▶ [Work instructions] Tally the lines of the listing that contain the word "source", then give the total and nothing else.

Lines of data
## Begin

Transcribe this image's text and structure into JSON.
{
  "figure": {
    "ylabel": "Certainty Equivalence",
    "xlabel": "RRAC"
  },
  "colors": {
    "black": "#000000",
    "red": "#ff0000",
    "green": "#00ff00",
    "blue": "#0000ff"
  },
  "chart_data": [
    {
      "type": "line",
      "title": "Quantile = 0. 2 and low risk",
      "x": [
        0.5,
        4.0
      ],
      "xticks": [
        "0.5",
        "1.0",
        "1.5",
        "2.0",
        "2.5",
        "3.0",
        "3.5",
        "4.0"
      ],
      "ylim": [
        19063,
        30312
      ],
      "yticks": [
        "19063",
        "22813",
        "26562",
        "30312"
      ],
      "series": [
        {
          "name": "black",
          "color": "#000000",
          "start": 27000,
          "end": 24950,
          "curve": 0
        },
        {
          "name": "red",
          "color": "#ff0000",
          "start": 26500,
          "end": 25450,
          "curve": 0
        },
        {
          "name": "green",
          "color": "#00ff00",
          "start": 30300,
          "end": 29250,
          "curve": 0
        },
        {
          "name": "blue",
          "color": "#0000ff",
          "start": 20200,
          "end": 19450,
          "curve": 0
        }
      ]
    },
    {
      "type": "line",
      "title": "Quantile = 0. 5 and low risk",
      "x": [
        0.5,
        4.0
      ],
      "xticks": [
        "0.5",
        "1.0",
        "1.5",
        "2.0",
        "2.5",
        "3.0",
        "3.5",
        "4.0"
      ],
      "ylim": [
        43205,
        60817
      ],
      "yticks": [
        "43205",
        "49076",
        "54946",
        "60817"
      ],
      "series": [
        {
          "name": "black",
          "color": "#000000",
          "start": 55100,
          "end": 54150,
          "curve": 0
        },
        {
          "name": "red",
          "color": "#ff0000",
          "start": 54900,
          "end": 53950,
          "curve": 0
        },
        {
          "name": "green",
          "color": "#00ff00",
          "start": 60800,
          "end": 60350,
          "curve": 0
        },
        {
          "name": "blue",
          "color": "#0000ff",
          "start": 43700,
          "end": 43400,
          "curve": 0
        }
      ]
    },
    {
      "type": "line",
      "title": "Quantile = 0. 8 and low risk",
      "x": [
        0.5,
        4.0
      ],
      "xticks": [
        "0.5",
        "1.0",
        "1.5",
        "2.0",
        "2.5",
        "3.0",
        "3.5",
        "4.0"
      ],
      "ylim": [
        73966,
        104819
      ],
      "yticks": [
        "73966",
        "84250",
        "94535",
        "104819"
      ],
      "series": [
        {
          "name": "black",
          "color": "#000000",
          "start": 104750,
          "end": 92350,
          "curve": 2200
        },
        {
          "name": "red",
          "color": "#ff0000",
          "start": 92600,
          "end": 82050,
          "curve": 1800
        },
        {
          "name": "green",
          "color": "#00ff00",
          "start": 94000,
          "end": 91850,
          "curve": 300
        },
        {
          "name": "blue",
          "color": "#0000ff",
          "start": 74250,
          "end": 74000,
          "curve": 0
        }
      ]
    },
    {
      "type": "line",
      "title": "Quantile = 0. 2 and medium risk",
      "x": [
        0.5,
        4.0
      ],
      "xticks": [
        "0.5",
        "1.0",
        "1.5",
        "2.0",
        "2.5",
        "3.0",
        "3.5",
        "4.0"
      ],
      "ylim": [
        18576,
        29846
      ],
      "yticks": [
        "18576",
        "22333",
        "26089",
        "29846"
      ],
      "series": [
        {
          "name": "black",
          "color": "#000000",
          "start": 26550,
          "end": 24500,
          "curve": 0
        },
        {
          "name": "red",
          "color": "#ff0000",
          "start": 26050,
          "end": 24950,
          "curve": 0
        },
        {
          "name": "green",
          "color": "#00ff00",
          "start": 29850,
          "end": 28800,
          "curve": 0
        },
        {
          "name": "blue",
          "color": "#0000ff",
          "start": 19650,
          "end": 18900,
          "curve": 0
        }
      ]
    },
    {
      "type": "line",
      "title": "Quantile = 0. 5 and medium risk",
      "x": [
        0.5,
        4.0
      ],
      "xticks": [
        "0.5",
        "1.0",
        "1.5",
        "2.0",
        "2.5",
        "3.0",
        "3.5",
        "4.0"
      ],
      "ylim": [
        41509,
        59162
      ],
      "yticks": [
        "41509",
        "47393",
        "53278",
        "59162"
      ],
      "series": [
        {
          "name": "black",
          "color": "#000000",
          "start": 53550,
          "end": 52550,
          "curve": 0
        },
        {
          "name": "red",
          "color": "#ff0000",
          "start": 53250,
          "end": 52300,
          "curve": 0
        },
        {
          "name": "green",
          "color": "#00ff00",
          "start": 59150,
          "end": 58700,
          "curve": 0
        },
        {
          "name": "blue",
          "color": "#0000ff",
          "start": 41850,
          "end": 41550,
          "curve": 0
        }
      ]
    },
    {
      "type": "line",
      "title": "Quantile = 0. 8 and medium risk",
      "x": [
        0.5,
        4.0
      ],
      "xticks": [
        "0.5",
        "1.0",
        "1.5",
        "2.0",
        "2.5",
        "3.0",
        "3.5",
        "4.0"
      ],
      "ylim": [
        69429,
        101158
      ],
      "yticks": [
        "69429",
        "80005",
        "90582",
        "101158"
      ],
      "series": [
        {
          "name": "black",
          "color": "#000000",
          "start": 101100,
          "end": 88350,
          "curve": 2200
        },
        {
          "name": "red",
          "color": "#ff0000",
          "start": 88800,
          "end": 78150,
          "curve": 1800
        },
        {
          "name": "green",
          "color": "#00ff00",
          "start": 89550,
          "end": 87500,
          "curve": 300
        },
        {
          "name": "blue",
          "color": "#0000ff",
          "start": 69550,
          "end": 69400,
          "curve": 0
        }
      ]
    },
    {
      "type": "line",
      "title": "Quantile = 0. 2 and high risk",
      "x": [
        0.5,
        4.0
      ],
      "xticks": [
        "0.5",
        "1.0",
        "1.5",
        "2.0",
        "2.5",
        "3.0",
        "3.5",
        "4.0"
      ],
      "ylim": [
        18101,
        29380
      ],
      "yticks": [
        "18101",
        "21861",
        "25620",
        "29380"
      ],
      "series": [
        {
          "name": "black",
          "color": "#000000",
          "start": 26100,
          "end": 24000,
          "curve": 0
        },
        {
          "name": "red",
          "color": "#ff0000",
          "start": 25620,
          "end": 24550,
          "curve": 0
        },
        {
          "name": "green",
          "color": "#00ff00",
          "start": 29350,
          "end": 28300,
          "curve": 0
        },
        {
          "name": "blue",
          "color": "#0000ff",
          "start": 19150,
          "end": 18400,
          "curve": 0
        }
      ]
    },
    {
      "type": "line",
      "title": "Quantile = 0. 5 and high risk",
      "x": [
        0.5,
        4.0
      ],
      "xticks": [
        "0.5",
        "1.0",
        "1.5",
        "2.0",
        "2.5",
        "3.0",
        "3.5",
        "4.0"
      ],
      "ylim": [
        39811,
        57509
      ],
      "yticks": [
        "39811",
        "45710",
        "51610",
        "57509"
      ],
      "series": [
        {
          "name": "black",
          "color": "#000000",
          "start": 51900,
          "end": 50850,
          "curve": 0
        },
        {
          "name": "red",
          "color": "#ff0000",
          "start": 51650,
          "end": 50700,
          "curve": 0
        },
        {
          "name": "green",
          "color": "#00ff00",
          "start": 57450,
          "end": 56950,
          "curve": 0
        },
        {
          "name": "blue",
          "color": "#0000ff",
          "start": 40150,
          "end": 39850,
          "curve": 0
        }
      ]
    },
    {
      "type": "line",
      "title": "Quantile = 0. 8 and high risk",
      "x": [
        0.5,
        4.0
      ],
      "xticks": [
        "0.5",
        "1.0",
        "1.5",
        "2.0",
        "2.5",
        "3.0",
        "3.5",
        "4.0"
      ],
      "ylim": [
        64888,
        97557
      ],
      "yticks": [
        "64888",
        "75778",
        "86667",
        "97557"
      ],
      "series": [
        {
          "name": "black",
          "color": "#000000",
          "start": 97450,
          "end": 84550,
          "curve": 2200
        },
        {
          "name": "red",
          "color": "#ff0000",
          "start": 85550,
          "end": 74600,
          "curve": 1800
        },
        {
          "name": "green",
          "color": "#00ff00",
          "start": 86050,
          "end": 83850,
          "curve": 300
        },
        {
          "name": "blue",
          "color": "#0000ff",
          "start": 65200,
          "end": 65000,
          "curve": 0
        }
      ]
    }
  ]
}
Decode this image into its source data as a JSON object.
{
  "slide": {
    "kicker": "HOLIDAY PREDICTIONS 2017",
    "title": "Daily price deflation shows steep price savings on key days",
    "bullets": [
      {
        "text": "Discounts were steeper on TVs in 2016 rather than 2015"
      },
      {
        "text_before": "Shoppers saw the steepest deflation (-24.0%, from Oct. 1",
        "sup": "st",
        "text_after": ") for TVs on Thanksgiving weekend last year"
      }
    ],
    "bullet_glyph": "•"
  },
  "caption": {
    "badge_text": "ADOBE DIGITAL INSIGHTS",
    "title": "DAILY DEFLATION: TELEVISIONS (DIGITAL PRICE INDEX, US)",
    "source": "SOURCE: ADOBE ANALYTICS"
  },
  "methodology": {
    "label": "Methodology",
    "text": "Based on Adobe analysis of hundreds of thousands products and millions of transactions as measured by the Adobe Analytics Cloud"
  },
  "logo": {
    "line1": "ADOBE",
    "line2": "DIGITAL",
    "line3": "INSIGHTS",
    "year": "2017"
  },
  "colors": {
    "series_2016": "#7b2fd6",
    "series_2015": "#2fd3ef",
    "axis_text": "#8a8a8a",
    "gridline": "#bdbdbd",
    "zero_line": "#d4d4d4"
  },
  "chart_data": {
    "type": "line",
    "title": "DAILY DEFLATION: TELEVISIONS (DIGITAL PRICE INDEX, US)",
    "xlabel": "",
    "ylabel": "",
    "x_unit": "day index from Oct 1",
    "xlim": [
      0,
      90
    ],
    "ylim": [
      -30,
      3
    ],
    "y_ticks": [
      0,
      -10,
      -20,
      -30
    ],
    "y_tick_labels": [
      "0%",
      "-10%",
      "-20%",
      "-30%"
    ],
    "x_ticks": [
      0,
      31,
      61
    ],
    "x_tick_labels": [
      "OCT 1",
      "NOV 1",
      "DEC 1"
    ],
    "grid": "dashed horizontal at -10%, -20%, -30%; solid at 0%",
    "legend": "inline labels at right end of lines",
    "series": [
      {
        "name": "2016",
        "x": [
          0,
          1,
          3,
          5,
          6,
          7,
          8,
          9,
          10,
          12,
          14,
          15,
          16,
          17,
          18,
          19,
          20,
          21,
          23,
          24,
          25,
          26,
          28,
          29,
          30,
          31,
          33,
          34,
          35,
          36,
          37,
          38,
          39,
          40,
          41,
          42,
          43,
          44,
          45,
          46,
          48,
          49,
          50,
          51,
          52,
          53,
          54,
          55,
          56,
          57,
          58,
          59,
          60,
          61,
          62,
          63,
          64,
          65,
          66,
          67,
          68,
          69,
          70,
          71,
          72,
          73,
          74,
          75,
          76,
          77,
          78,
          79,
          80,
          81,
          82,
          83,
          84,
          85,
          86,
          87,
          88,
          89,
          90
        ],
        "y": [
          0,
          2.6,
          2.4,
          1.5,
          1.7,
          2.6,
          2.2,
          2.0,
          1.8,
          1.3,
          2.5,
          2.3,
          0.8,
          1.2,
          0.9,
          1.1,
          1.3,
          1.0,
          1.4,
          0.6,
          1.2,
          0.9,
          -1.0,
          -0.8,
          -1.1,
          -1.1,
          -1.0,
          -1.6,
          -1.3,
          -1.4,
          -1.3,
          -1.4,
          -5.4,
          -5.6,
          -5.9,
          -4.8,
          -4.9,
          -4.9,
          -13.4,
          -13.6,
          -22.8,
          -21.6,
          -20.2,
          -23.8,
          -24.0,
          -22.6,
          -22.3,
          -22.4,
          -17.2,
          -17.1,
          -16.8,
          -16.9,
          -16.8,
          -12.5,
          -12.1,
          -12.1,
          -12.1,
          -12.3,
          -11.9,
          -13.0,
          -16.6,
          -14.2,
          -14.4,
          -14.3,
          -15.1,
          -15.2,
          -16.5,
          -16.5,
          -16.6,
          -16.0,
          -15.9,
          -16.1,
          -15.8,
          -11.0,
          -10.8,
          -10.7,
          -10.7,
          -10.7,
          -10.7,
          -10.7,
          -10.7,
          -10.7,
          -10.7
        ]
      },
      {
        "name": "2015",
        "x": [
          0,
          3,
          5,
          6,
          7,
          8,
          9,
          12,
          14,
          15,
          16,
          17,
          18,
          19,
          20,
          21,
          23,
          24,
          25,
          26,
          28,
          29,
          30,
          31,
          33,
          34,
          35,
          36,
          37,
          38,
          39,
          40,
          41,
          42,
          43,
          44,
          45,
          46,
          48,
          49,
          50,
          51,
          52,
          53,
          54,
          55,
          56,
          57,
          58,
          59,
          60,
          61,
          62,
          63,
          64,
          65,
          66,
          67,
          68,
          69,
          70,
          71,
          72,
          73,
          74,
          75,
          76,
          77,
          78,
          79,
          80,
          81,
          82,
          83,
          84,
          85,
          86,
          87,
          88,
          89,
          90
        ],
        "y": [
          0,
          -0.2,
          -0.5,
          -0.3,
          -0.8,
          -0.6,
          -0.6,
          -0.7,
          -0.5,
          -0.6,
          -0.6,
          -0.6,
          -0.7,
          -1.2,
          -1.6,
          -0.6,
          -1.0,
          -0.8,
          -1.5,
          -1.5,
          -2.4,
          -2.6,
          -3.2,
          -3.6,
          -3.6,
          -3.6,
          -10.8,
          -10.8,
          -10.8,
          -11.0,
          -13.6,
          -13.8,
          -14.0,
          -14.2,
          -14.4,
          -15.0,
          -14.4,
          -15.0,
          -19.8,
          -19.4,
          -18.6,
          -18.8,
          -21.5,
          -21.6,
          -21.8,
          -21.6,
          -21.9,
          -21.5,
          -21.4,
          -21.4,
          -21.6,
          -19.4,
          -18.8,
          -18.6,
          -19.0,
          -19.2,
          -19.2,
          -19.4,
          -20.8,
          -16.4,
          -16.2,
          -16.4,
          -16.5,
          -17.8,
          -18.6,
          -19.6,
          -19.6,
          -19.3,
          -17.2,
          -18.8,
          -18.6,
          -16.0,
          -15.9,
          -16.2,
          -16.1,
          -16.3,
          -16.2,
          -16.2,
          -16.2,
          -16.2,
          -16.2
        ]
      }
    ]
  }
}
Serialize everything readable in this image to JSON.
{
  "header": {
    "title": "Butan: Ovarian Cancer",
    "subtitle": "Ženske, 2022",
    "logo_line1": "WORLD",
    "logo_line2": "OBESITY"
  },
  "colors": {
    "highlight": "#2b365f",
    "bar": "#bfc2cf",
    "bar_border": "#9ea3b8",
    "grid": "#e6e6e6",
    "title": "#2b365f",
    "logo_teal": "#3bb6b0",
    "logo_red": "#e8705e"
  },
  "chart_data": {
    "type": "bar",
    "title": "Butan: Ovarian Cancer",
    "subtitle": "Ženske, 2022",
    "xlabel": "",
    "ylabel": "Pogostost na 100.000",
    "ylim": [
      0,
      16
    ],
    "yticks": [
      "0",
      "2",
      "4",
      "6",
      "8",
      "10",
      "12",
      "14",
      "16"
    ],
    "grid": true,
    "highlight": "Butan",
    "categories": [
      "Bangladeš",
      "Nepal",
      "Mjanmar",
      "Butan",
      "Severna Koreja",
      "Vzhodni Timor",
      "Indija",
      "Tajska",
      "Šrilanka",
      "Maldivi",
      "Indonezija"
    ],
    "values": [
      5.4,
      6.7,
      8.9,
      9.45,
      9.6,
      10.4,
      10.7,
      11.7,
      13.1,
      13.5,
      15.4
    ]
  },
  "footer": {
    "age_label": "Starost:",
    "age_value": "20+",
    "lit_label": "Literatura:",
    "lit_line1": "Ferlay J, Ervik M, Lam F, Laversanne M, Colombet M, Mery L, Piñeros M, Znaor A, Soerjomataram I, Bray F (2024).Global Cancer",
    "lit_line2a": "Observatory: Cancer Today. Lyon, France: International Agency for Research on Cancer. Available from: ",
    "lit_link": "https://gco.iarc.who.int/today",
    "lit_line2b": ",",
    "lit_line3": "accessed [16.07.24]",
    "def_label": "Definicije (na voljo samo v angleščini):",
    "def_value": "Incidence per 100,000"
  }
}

## End

▶ [Answer below] 2